* START EXTRACTED ENTRIES *

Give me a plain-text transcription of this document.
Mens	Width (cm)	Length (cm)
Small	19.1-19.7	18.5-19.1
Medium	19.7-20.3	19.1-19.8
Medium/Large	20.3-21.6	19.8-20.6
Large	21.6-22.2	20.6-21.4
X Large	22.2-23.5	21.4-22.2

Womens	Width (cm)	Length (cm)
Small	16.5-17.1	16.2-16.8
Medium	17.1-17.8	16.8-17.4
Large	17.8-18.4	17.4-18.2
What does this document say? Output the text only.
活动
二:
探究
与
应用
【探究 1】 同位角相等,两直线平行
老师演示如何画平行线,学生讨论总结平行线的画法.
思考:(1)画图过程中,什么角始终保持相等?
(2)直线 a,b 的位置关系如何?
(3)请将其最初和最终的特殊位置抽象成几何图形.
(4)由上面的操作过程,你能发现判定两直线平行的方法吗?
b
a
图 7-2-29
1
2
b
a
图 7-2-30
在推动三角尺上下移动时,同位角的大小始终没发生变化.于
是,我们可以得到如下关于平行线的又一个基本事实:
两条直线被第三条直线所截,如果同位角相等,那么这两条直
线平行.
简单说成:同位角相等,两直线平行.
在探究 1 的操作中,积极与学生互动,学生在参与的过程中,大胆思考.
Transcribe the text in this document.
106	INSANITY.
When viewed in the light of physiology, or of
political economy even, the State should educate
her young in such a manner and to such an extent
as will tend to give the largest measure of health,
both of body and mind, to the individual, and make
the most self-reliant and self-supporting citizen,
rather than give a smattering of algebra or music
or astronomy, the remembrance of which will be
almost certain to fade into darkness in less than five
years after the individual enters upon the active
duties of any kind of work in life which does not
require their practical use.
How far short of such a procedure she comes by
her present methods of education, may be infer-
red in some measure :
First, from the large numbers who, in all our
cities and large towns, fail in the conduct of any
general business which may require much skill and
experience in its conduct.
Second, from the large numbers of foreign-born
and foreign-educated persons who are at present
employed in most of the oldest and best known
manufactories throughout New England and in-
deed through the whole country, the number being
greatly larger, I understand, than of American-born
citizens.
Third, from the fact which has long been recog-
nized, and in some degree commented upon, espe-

* END EXTRACTED ENTRIES *

List every line in the records above that contains the word "present".

PROBLEM SOLUTION:
her present methods of education, may be infer-
and foreign-educated persons who are at present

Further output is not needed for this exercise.